RECORD EXTRACTS start

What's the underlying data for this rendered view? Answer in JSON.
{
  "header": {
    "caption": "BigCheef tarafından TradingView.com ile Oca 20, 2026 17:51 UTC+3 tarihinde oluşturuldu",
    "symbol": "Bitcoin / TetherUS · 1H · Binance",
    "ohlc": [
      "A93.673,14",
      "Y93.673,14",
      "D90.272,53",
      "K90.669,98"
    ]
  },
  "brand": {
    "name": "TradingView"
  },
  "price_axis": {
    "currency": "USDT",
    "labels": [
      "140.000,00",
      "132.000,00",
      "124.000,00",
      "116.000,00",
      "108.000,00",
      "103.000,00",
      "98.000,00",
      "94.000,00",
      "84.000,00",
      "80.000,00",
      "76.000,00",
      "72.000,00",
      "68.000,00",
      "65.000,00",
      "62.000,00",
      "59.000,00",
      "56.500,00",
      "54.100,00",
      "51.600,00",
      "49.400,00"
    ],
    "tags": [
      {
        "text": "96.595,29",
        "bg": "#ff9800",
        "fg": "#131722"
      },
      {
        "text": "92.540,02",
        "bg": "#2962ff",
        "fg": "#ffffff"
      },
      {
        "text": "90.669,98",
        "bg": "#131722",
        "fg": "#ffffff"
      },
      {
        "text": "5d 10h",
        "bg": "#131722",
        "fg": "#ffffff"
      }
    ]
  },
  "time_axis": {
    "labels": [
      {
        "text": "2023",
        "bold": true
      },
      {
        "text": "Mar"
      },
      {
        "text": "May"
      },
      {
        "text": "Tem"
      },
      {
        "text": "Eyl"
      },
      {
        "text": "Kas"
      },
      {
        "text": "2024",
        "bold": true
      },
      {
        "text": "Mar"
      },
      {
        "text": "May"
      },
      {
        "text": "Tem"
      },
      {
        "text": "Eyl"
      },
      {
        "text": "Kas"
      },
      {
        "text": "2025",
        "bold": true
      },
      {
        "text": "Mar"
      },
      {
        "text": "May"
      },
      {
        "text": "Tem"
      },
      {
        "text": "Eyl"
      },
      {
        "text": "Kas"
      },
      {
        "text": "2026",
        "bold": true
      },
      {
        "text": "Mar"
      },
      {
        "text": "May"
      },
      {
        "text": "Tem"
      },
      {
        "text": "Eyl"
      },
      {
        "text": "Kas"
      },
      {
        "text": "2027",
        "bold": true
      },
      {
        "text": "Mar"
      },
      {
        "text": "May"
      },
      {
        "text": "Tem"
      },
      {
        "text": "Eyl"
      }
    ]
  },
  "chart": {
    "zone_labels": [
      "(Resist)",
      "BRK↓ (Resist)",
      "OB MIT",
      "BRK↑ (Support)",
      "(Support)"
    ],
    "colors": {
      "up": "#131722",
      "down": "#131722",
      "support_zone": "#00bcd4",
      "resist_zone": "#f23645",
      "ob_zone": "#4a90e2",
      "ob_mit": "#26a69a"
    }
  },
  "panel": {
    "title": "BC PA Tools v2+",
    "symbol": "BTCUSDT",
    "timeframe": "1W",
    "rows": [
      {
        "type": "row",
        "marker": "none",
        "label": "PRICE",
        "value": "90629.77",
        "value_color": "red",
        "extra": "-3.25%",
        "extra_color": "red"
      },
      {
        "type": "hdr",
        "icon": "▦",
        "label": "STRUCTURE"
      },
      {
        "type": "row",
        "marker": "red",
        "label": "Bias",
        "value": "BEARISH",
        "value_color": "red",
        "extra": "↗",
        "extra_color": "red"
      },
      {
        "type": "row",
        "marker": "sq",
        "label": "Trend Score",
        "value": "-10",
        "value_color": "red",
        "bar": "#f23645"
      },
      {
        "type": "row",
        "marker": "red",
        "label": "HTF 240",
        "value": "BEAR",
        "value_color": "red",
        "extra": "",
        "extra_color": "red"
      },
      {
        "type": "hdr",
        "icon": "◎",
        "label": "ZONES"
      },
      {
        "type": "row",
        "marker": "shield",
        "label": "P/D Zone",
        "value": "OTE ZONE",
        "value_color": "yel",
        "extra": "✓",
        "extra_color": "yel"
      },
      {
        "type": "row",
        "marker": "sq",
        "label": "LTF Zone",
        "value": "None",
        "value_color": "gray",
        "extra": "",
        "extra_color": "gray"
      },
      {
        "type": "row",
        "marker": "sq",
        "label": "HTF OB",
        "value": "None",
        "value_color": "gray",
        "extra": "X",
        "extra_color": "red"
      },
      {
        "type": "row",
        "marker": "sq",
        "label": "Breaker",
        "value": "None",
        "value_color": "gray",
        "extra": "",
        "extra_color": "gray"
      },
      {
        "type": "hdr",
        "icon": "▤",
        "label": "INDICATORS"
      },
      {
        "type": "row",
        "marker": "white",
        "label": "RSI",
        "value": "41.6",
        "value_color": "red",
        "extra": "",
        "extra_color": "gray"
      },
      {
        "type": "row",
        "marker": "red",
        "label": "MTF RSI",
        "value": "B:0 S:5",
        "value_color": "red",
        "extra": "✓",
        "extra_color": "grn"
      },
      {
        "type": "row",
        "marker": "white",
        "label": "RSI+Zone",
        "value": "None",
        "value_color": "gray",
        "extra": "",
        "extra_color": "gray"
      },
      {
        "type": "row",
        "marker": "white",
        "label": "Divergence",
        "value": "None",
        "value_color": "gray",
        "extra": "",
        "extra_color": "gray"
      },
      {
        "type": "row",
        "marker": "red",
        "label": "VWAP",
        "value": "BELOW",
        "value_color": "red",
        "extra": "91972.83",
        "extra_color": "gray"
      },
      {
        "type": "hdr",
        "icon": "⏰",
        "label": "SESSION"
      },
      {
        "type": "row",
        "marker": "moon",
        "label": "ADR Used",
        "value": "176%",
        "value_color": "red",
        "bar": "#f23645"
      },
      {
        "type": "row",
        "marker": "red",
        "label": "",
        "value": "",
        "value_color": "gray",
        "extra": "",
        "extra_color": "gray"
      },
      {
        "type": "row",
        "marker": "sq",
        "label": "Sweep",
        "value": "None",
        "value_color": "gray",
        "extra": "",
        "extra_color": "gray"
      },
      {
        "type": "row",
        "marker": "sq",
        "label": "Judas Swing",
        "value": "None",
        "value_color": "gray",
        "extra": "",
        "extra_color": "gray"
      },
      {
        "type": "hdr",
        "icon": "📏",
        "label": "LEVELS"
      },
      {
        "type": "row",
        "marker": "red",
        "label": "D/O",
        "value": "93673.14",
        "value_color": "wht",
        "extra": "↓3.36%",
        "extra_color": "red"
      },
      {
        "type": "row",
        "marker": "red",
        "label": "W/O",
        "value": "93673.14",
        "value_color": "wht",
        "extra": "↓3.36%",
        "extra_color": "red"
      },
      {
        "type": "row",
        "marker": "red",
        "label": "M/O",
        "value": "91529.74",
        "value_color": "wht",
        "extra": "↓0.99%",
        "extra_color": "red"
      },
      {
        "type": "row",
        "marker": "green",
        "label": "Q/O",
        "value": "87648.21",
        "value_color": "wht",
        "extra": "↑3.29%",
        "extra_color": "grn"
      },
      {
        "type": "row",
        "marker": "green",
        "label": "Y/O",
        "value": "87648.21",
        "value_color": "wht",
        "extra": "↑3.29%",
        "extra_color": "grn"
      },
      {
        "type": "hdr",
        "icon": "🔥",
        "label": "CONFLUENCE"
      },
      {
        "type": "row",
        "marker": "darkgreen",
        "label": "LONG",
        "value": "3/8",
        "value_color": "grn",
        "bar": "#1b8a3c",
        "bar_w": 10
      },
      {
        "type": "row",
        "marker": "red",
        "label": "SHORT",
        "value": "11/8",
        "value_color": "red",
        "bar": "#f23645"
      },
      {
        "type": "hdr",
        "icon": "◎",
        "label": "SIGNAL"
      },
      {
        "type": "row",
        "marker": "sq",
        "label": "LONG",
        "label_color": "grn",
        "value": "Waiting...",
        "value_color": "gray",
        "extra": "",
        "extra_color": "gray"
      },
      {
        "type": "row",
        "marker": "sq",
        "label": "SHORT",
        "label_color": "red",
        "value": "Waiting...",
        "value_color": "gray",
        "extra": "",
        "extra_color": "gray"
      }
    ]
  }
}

RECORD EXTRACTS end

• [WHAT THE EXERCISE ASKS]
Count the lines of the material that include the word "symbol", then report only the total.

• [RESPONSE TO THE EXERCISE]
2